### What the exercise asks
Repeat the records word for word, excluding any picture.

========================

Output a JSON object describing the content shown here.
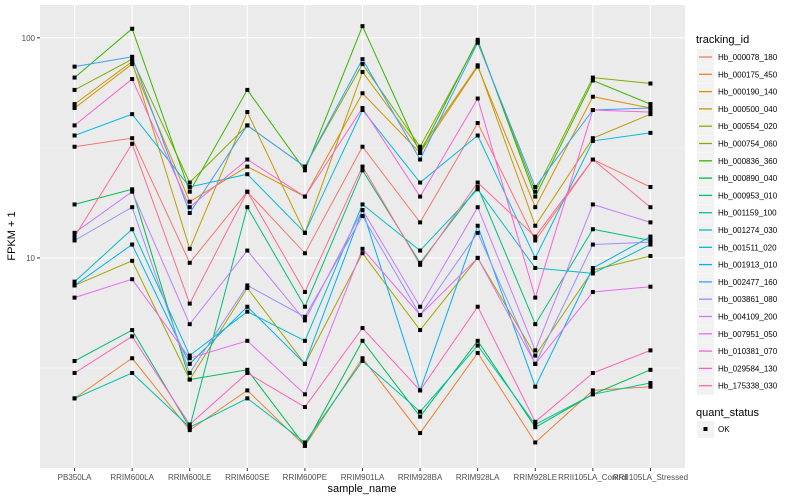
{
  "chart_data": {
    "type": "line",
    "title": "",
    "xlabel": "sample_name",
    "ylabel": "FPKM + 1",
    "yscale": "log10",
    "ylim": [
      1.11,
      141
    ],
    "grid": true,
    "y_ticks": [
      {
        "value": 10,
        "label": "10"
      },
      {
        "value": 100,
        "label": "100"
      }
    ],
    "categories": [
      "PB350LA",
      "RRIM600LA",
      "RRIM600LE",
      "RRIM600SE",
      "RRIM600PE",
      "RRIM901LA",
      "RRIM928BA",
      "RRIM928LA",
      "RRIM928LE",
      "RRII105LA_Control",
      "RRII105LA_Stressed"
    ],
    "legend_title": "tracking_id",
    "legend_position": "right",
    "series": [
      {
        "name": "Hb_000078_180",
        "color": "#F8766D",
        "values": [
          32,
          35,
          9.5,
          20,
          10.5,
          32,
          14.5,
          41,
          12,
          28,
          21
        ]
      },
      {
        "name": "Hb_000175_450",
        "color": "#EA8331",
        "values": [
          2.3,
          3.5,
          1.65,
          2.5,
          1.4,
          3.5,
          1.6,
          3.7,
          1.45,
          2.5,
          2.6
        ]
      },
      {
        "name": "Hb_000190_140",
        "color": "#D89000",
        "values": [
          48,
          76,
          18,
          26,
          19,
          56,
          30,
          74,
          17,
          54,
          48
        ]
      },
      {
        "name": "Hb_000500_040",
        "color": "#C09B00",
        "values": [
          50,
          78,
          11,
          46,
          13,
          70,
          31,
          75,
          14,
          35,
          45
        ]
      },
      {
        "name": "Hb_000554_020",
        "color": "#A3A500",
        "values": [
          7.5,
          9.7,
          2.8,
          7.3,
          3.3,
          10.5,
          4.7,
          10,
          3.6,
          8.8,
          10.2
        ]
      },
      {
        "name": "Hb_000754_060",
        "color": "#7CAE00",
        "values": [
          58,
          80,
          22,
          40,
          26,
          76,
          32,
          96,
          20,
          66,
          62
        ]
      },
      {
        "name": "Hb_000836_360",
        "color": "#39B600",
        "values": [
          66,
          110,
          20,
          58,
          25,
          113,
          30,
          98,
          19,
          64,
          50
        ]
      },
      {
        "name": "Hb_000890_040",
        "color": "#00BB4E",
        "values": [
          17.5,
          20.5,
          2.8,
          3.1,
          1.4,
          4.2,
          1.9,
          4.2,
          1.7,
          2.4,
          3.1
        ]
      },
      {
        "name": "Hb_000953_010",
        "color": "#00BF7D",
        "values": [
          3.4,
          4.7,
          1.7,
          17,
          6.0,
          25,
          9.5,
          21,
          5,
          13.5,
          12
        ]
      },
      {
        "name": "Hb_001159_100",
        "color": "#00C1A3",
        "values": [
          2.3,
          3.0,
          1.7,
          2.3,
          1.45,
          3.4,
          2.0,
          4.0,
          1.75,
          2.4,
          2.7
        ]
      },
      {
        "name": "Hb_001274_030",
        "color": "#00BFC4",
        "values": [
          7.8,
          13.5,
          3.6,
          5.7,
          4.2,
          17.5,
          10.8,
          20.5,
          9.0,
          8.5,
          11.5
        ]
      },
      {
        "name": "Hb_001511_020",
        "color": "#00BAE0",
        "values": [
          36,
          45,
          21,
          24,
          13,
          47,
          22,
          36,
          10,
          34,
          37
        ]
      },
      {
        "name": "Hb_001913_010",
        "color": "#00B0F6",
        "values": [
          7.5,
          11.5,
          3.3,
          6.0,
          3.3,
          16.5,
          2.5,
          14,
          2.6,
          9,
          12.5
        ]
      },
      {
        "name": "Hb_002477_160",
        "color": "#35A2FF",
        "values": [
          74,
          82,
          16,
          40,
          26,
          80,
          28,
          95,
          21,
          47,
          48
        ]
      },
      {
        "name": "Hb_003861_080",
        "color": "#9590FF",
        "values": [
          12,
          17,
          3.0,
          7.5,
          5.4,
          15.5,
          5.5,
          13,
          3.3,
          11.5,
          11.8
        ]
      },
      {
        "name": "Hb_004109_200",
        "color": "#C77CFF",
        "values": [
          13,
          20,
          5.0,
          10.8,
          5.2,
          16.5,
          6.0,
          17,
          3.8,
          17.5,
          14.5
        ]
      },
      {
        "name": "Hb_007951_050",
        "color": "#E76BF3",
        "values": [
          6.6,
          8,
          3.5,
          4.2,
          2.4,
          11,
          5.5,
          10,
          3.3,
          7,
          7.4
        ]
      },
      {
        "name": "Hb_010381_070",
        "color": "#FA62DB",
        "values": [
          40,
          65,
          17,
          28,
          19,
          48,
          19,
          53,
          6.6,
          47,
          46
        ]
      },
      {
        "name": "Hb_029584_130",
        "color": "#FF62BC",
        "values": [
          3.0,
          4.4,
          1.75,
          3.0,
          2.1,
          4.8,
          2.5,
          6.0,
          1.8,
          3.0,
          3.8
        ]
      },
      {
        "name": "Hb_175338_030",
        "color": "#FF6C91",
        "values": [
          12.5,
          33,
          6.2,
          20,
          7,
          26,
          9.3,
          22,
          12.5,
          28,
          17
        ]
      }
    ],
    "shape_legend": {
      "title": "quant_status",
      "items": [
        {
          "label": "OK",
          "shape": "square"
        }
      ]
    }
  }
}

========================

### Task output
Output a JSON object describing the content shown here.
{
  "chart_data": {
    "type": "line",
    "title": "",
    "xlabel": "sample_name",
    "ylabel": "FPKM + 1",
    "yscale": "log10",
    "ylim": [
      1.11,
      141
    ],
    "grid": true,
    "y_ticks": [
      {
        "value": 10,
        "label": "10"
      },
      {
        "value": 100,
        "label": "100"
      }
    ],
    "categories": [
      "PB350LA",
      "RRIM600LA",
      "RRIM600LE",
      "RRIM600SE",
      "RRIM600PE",
      "RRIM901LA",
      "RRIM928BA",
      "RRIM928LA",
      "RRIM928LE",
      "RRII105LA_Control",
      "RRII105LA_Stressed"
    ],
    "legend_title": "tracking_id",
    "legend_position": "right",
    "series": [
      {
        "name": "Hb_000078_180",
        "color": "#F8766D",
        "values": [
          32,
          35,
          9.5,
          20,
          10.5,
          32,
          14.5,
          41,
          12,
          28,
          21
        ]
      },
      {
        "name": "Hb_000175_450",
        "color": "#EA8331",
        "values": [
          2.3,
          3.5,
          1.65,
          2.5,
          1.4,
          3.5,
          1.6,
          3.7,
          1.45,
          2.5,
          2.6
        ]
      },
      {
        "name": "Hb_000190_140",
        "color": "#D89000",
        "values": [
          48,
          76,
          18,
          26,
          19,
          56,
          30,
          74,
          17,
          54,
          48
        ]
      },
      {
        "name": "Hb_000500_040",
        "color": "#C09B00",
        "values": [
          50,
          78,
          11,
          46,
          13,
          70,
          31,
          75,
          14,
          35,
          45
        ]
      },
      {
        "name": "Hb_000554_020",
        "color": "#A3A500",
        "values": [
          7.5,
          9.7,
          2.8,
          7.3,
          3.3,
          10.5,
          4.7,
          10,
          3.6,
          8.8,
          10.2
        ]
      },
      {
        "name": "Hb_000754_060",
        "color": "#7CAE00",
        "values": [
          58,
          80,
          22,
          40,
          26,
          76,
          32,
          96,
          20,
          66,
          62
        ]
      },
      {
        "name": "Hb_000836_360",
        "color": "#39B600",
        "values": [
          66,
          110,
          20,
          58,
          25,
          113,
          30,
          98,
          19,
          64,
          50
        ]
      },
      {
        "name": "Hb_000890_040",
        "color": "#00BB4E",
        "values": [
          17.5,
          20.5,
          2.8,
          3.1,
          1.4,
          4.2,
          1.9,
          4.2,
          1.7,
          2.4,
          3.1
        ]
      },
      {
        "name": "Hb_000953_010",
        "color": "#00BF7D",
        "values": [
          3.4,
          4.7,
          1.7,
          17,
          6.0,
          25,
          9.5,
          21,
          5,
          13.5,
          12
        ]
      },
      {
        "name": "Hb_001159_100",
        "color": "#00C1A3",
        "values": [
          2.3,
          3.0,
          1.7,
          2.3,
          1.45,
          3.4,
          2.0,
          4.0,
          1.75,
          2.4,
          2.7
        ]
      },
      {
        "name": "Hb_001274_030",
        "color": "#00BFC4",
        "values": [
          7.8,
          13.5,
          3.6,
          5.7,
          4.2,
          17.5,
          10.8,
          20.5,
          9.0,
          8.5,
          11.5
        ]
      },
      {
        "name": "Hb_001511_020",
        "color": "#00BAE0",
        "values": [
          36,
          45,
          21,
          24,
          13,
          47,
          22,
          36,
          10,
          34,
          37
        ]
      },
      {
        "name": "Hb_001913_010",
        "color": "#00B0F6",
        "values": [
          7.5,
          11.5,
          3.3,
          6.0,
          3.3,
          16.5,
          2.5,
          14,
          2.6,
          9,
          12.5
        ]
      },
      {
        "name": "Hb_002477_160",
        "color": "#35A2FF",
        "values": [
          74,
          82,
          16,
          40,
          26,
          80,
          28,
          95,
          21,
          47,
          48
        ]
      },
      {
        "name": "Hb_003861_080",
        "color": "#9590FF",
        "values": [
          12,
          17,
          3.0,
          7.5,
          5.4,
          15.5,
          5.5,
          13,
          3.3,
          11.5,
          11.8
        ]
      },
      {
        "name": "Hb_004109_200",
        "color": "#C77CFF",
        "values": [
          13,
          20,
          5.0,
          10.8,
          5.2,
          16.5,
          6.0,
          17,
          3.8,
          17.5,
          14.5
        ]
      },
      {
        "name": "Hb_007951_050",
        "color": "#E76BF3",
        "values": [
          6.6,
          8,
          3.5,
          4.2,
          2.4,
          11,
          5.5,
          10,
          3.3,
          7,
          7.4
        ]
      },
      {
        "name": "Hb_010381_070",
        "color": "#FA62DB",
        "values": [
          40,
          65,
          17,
          28,
          19,
          48,
          19,
          53,
          6.6,
          47,
          46
        ]
      },
      {
        "name": "Hb_029584_130",
        "color": "#FF62BC",
        "values": [
          3.0,
          4.4,
          1.75,
          3.0,
          2.1,
          4.8,
          2.5,
          6.0,
          1.8,
          3.0,
          3.8
        ]
      },
      {
        "name": "Hb_175338_030",
        "color": "#FF6C91",
        "values": [
          12.5,
          33,
          6.2,
          20,
          7,
          26,
          9.3,
          22,
          12.5,
          28,
          17
        ]
      }
    ],
    "shape_legend": {
      "title": "quant_status",
      "items": [
        {
          "label": "OK",
          "shape": "square"
        }
      ]
    }
  }
}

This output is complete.